> _WRITTEN REQUEST_
Reproduce the records from the first line down to and including the line that contains "x-tick-label: 12 <box>1306", substituting "point-marker" for every occurrence of "data-point-marker" and leaving everything else unchanged.

> _DATASET CONTENT_
(begin)

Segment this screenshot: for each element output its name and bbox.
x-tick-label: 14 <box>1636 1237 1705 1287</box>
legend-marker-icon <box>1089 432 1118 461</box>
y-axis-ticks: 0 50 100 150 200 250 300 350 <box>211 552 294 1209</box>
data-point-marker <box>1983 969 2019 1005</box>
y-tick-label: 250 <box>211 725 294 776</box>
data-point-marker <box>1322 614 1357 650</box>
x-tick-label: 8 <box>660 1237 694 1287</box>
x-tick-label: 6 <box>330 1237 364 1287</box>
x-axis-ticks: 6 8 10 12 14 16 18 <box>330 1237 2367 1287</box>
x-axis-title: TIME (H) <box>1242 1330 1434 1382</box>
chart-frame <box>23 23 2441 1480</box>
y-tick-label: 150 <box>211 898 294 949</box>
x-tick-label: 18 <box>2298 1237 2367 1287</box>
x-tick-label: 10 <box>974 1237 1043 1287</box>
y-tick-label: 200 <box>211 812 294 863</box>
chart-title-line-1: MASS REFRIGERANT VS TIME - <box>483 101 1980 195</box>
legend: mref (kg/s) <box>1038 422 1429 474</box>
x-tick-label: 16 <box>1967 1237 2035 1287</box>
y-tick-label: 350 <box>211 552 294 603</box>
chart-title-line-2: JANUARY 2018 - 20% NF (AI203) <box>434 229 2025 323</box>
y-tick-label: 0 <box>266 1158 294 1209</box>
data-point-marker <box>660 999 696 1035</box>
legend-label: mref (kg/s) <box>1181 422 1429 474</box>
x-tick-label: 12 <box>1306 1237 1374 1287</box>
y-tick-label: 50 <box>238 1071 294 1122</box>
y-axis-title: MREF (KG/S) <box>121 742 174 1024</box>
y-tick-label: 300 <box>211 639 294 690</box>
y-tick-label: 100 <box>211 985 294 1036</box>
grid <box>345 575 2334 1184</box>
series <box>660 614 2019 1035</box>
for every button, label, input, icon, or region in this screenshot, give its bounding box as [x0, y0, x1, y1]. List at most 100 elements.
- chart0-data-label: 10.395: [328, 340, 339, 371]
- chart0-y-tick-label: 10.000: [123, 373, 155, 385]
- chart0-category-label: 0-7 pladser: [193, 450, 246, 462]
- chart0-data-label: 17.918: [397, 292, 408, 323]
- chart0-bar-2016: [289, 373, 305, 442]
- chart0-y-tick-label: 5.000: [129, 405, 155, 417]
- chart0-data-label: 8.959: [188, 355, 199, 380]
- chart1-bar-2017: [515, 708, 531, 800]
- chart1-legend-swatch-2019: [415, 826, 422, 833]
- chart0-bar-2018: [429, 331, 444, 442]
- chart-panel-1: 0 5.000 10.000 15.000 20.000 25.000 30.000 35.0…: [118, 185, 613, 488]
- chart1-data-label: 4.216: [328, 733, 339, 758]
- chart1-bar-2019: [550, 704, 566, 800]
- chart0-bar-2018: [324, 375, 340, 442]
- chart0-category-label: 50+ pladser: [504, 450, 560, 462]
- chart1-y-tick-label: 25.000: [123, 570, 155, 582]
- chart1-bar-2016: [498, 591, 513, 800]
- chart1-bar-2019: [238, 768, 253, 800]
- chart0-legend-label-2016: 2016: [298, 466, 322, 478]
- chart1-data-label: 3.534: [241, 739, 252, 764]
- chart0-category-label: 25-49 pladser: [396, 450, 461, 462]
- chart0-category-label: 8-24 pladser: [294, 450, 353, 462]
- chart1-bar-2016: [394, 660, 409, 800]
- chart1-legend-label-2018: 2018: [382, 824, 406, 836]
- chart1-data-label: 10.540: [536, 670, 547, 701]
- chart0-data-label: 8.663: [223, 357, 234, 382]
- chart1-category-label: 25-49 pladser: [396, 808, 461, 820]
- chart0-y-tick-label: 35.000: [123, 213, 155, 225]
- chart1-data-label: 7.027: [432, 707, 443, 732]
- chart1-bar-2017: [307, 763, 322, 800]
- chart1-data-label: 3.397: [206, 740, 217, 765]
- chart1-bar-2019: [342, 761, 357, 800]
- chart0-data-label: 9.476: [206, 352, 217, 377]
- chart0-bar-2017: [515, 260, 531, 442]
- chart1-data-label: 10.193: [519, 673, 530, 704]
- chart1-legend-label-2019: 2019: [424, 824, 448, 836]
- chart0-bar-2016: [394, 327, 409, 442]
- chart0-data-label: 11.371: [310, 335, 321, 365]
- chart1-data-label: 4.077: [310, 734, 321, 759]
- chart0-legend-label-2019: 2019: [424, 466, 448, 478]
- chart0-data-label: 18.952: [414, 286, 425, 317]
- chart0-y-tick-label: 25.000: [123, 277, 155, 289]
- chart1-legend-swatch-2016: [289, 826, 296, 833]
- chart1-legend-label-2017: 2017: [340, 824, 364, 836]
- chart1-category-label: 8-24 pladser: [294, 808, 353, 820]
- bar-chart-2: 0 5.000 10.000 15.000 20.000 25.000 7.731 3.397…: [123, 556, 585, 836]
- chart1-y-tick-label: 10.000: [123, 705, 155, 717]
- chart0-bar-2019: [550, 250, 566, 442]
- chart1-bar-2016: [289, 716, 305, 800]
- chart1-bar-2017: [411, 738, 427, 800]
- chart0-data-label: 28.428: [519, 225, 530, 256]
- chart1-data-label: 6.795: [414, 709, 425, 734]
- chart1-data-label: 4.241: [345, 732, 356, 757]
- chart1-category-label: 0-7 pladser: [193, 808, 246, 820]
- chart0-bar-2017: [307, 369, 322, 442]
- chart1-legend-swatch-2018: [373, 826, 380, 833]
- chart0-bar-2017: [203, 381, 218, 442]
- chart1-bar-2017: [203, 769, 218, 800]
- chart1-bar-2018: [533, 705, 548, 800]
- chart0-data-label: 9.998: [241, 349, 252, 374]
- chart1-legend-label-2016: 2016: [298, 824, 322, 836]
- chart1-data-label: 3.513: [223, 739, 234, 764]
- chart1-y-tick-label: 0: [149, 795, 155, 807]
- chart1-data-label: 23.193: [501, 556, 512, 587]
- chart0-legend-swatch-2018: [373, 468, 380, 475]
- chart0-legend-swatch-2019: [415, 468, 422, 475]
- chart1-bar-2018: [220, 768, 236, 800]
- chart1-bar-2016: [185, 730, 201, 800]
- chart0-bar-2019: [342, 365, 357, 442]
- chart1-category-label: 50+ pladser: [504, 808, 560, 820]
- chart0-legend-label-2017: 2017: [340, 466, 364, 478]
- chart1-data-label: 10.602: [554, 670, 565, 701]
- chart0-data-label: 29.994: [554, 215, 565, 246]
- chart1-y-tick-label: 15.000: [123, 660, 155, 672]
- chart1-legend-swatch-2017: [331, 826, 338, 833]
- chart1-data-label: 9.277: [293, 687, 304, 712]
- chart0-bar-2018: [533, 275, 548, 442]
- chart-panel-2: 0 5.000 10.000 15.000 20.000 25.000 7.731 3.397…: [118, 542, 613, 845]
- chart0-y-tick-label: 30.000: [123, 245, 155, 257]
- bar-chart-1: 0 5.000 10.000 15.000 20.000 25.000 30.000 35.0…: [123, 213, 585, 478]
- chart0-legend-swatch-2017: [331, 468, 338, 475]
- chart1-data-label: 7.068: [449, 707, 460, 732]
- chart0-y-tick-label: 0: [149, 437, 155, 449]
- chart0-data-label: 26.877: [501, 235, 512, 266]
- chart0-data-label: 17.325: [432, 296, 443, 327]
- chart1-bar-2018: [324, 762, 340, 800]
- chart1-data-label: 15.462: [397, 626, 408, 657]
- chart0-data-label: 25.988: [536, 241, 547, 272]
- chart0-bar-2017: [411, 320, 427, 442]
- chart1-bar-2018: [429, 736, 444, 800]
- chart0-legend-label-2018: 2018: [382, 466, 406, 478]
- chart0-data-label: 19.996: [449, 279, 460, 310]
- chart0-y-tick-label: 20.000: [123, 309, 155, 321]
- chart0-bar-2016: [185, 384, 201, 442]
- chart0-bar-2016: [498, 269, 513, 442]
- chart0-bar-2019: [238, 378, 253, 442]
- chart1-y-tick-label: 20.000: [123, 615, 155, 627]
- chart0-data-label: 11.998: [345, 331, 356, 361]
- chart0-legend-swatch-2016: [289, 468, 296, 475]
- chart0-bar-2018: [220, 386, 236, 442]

(end)

> _EXERCISE RESULT_
Segment this screenshot: for each element output its name and bbox.
x-tick-label: 14 <box>1636 1237 1705 1287</box>
legend-marker-icon <box>1089 432 1118 461</box>
y-axis-ticks: 0 50 100 150 200 250 300 350 <box>211 552 294 1209</box>
point-marker <box>1983 969 2019 1005</box>
y-tick-label: 250 <box>211 725 294 776</box>
point-marker <box>1322 614 1357 650</box>
x-tick-label: 8 <box>660 1237 694 1287</box>
x-tick-label: 6 <box>330 1237 364 1287</box>
x-axis-ticks: 6 8 10 12 14 16 18 <box>330 1237 2367 1287</box>
x-axis-title: TIME (H) <box>1242 1330 1434 1382</box>
chart-frame <box>23 23 2441 1480</box>
y-tick-label: 150 <box>211 898 294 949</box>
x-tick-label: 18 <box>2298 1237 2367 1287</box>
x-tick-label: 10 <box>974 1237 1043 1287</box>
y-tick-label: 200 <box>211 812 294 863</box>
chart-title-line-1: MASS REFRIGERANT VS TIME - <box>483 101 1980 195</box>
legend: mref (kg/s) <box>1038 422 1429 474</box>
x-tick-label: 16 <box>1967 1237 2035 1287</box>
y-tick-label: 350 <box>211 552 294 603</box>
chart-title-line-2: JANUARY 2018 - 20% NF (AI203) <box>434 229 2025 323</box>
y-tick-label: 0 <box>266 1158 294 1209</box>
point-marker <box>660 999 696 1035</box>
legend-label: mref (kg/s) <box>1181 422 1429 474</box>
x-tick-label: 12 <box>1306 1237 1374 1287</box>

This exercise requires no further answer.